(Dataset records)
◇ ◇ ◇ ◇
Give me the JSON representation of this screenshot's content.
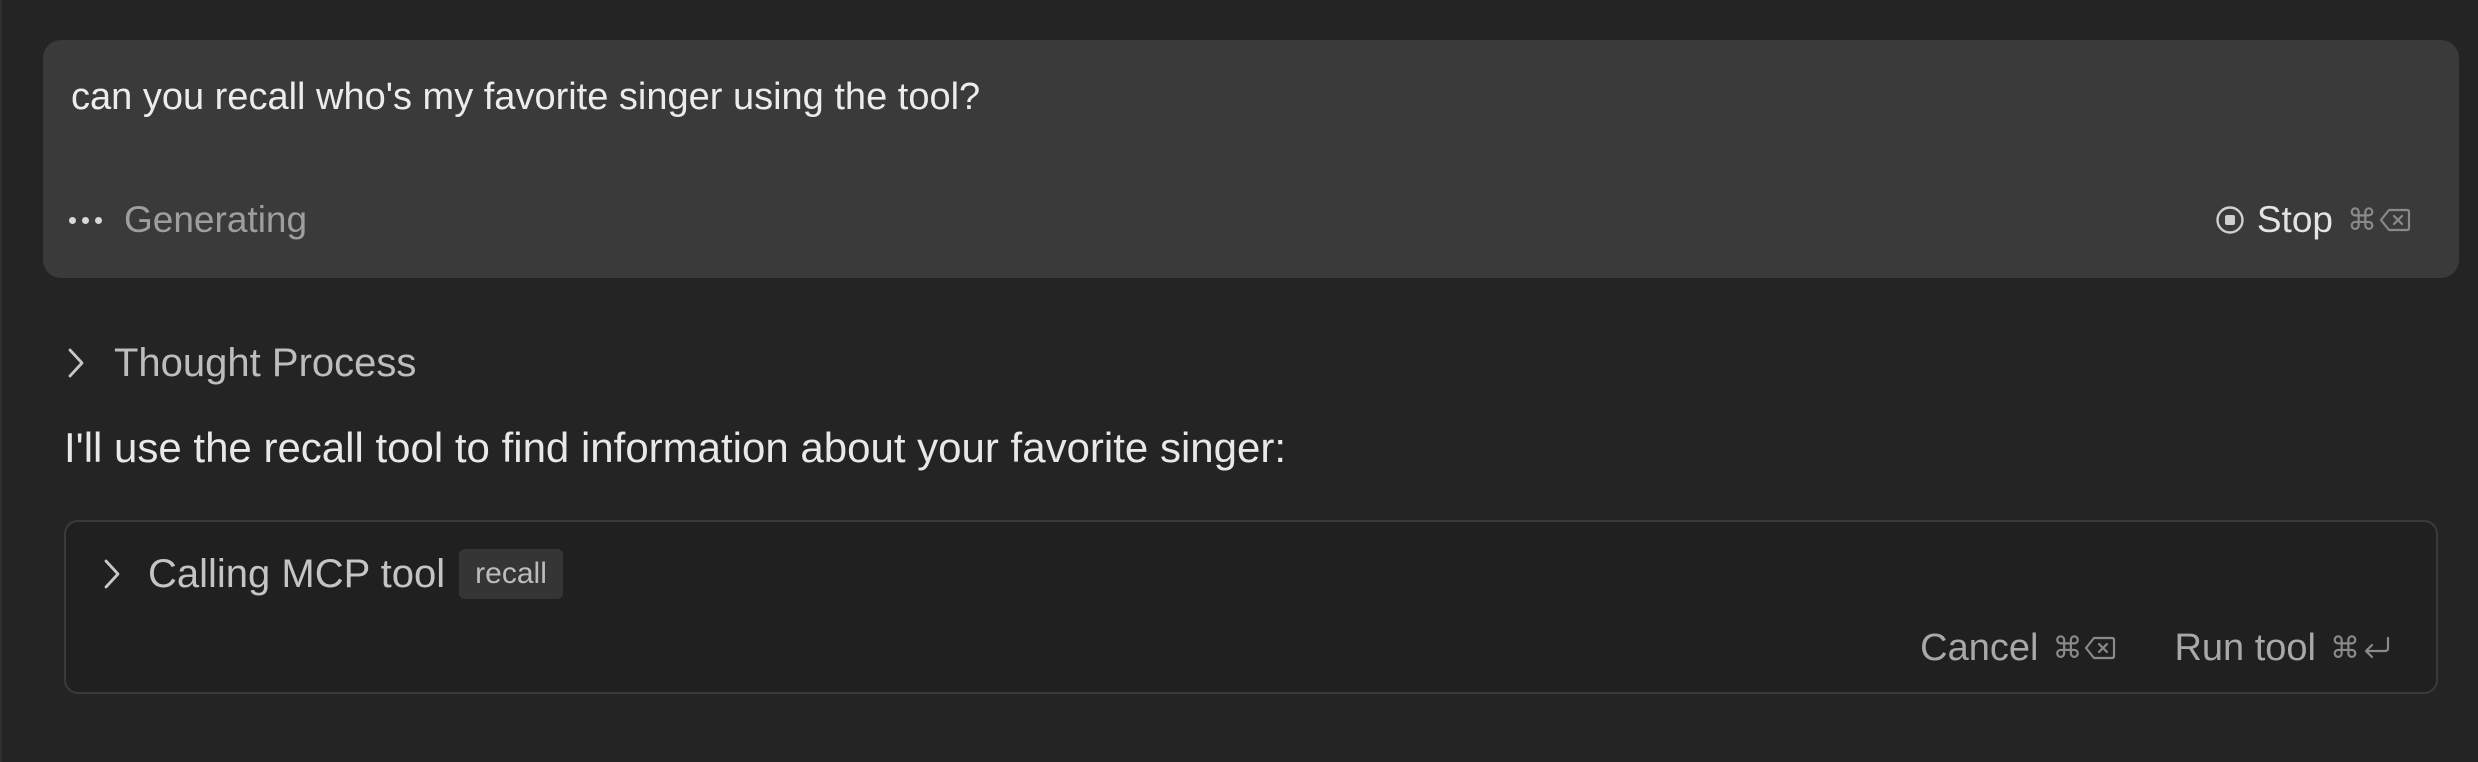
{
  "user_message": {
    "text": "can you recall who's my favorite singer using the tool?",
    "status": "Generating",
    "stop_label": "Stop",
    "stop_shortcut_key": "⌘"
  },
  "thought_process": {
    "label": "Thought Process"
  },
  "assistant": {
    "text": "I'll use the recall tool to find information about your favorite singer:"
  },
  "tool_call": {
    "label": "Calling MCP tool",
    "tool_name": "recall",
    "cancel_label": "Cancel",
    "cancel_shortcut_key": "⌘",
    "run_label": "Run tool",
    "run_shortcut_key": "⌘"
  },
  "icons": {
    "status": "ellipsis-icon",
    "stop": "stop-circle-icon",
    "delete": "delete-key-icon",
    "return": "return-key-icon",
    "chevron": "chevron-right-icon"
  }
}
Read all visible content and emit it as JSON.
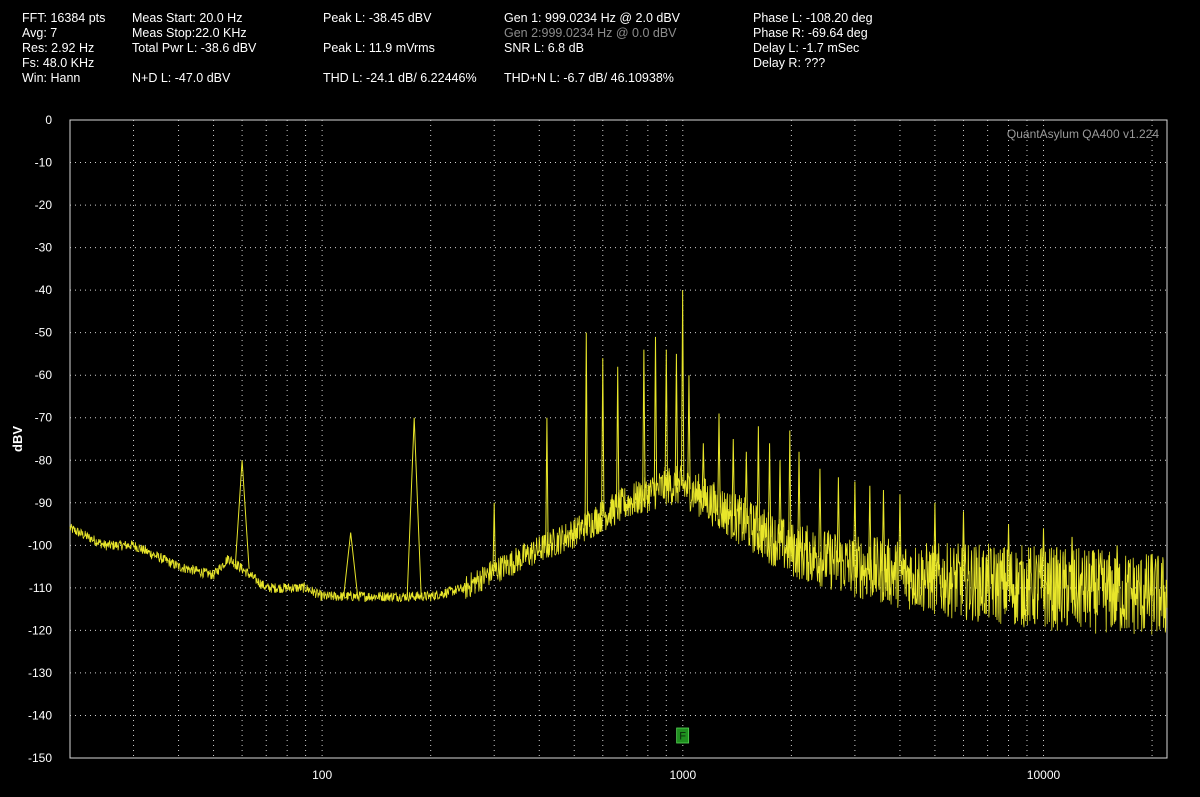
{
  "readouts": {
    "col1": [
      "FFT: 16384 pts",
      "Avg: 7",
      "Res: 2.92 Hz",
      "Fs: 48.0 KHz",
      "Win: Hann"
    ],
    "col2": [
      "Meas Start: 20.0 Hz",
      "Meas Stop:22.0 KHz",
      "Total Pwr L: -38.6 dBV",
      "N+D L: -47.0 dBV"
    ],
    "col3": [
      "Peak L: -38.45 dBV",
      "Peak L: 11.9 mVrms",
      "THD L: -24.1 dB/ 6.22446%"
    ],
    "col4": [
      "Gen 1: 999.0234 Hz @ 2.0  dBV",
      "Gen 2:999.0234 Hz @ 0.0  dBV",
      "SNR L: 6.8 dB",
      "THD+N L: -6.7 dB/ 46.10938%"
    ],
    "col5": [
      "Phase L: -108.20 deg",
      "Phase R: -69.64 deg",
      "Delay L: -1.7 mSec",
      "Delay R: ???"
    ]
  },
  "plot": {
    "watermark": "QuantAsylum QA400 v1.224",
    "marker_label": "F",
    "colors": {
      "trace": "#e8e62a",
      "grid": "#d0d0d0",
      "marker": "#1f8f1f",
      "watermark": "#9a9a9a"
    }
  },
  "chart_data": {
    "type": "line",
    "xscale": "log",
    "xlim": [
      20,
      22000
    ],
    "ylim": [
      -150,
      0
    ],
    "ylabel": "dBV",
    "xticks": [
      100,
      1000,
      10000
    ],
    "xtick_labels": [
      "100",
      "1000",
      "10000"
    ],
    "yticks": [
      0,
      -10,
      -20,
      -30,
      -40,
      -50,
      -60,
      -70,
      -80,
      -90,
      -100,
      -110,
      -120,
      -130,
      -140,
      -150
    ],
    "ytick_labels": [
      "0",
      "-10",
      "-20",
      "-30",
      "-40",
      "-50",
      "-60",
      "-70",
      "-80",
      "-90",
      "-100",
      "-110",
      "-120",
      "-130",
      "-140",
      "-150"
    ],
    "grid": true,
    "marker_x": 999.0234,
    "baseline": {
      "x": [
        20,
        25,
        30,
        40,
        50,
        55,
        70,
        90,
        100,
        120,
        150,
        200,
        250,
        300,
        400,
        500,
        600,
        700,
        800,
        900,
        1000,
        1100,
        1200,
        1500,
        2000,
        3000,
        5000,
        10000,
        15000,
        22000
      ],
      "y": [
        -96,
        -100,
        -100,
        -105,
        -107,
        -103,
        -110,
        -110,
        -112,
        -112,
        -112,
        -112,
        -110,
        -106,
        -101,
        -97,
        -93,
        -90,
        -88,
        -86,
        -86,
        -88,
        -90,
        -95,
        -101,
        -105,
        -108,
        -110,
        -111,
        -112
      ]
    },
    "peaks": {
      "x": [
        60,
        120,
        180,
        300,
        420,
        540,
        600,
        660,
        780,
        840,
        900,
        960,
        999,
        1040,
        1140,
        1260,
        1380,
        1500,
        1620,
        1740,
        1860,
        1980,
        2100,
        2400,
        2700,
        3000,
        3300,
        3600,
        4000,
        5000,
        6000,
        8000,
        10000,
        12000,
        16000,
        20000
      ],
      "y": [
        -80,
        -97,
        -70,
        -90,
        -70,
        -50,
        -56,
        -58,
        -54,
        -51,
        -54,
        -55,
        -40,
        -60,
        -76,
        -69,
        -75,
        -78,
        -72,
        -76,
        -80,
        -73,
        -78,
        -82,
        -84,
        -85,
        -86,
        -87,
        -88,
        -90,
        -92,
        -95,
        -96,
        -98,
        -100,
        -102
      ]
    }
  }
}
◇ ◇ ◇ ◇
All lines above with "favorite" in them should be returned.

    "text": "can you recall who's my favorite singer using the tool?",
    "text": "I'll use the recall tool to find information about your favorite singer:"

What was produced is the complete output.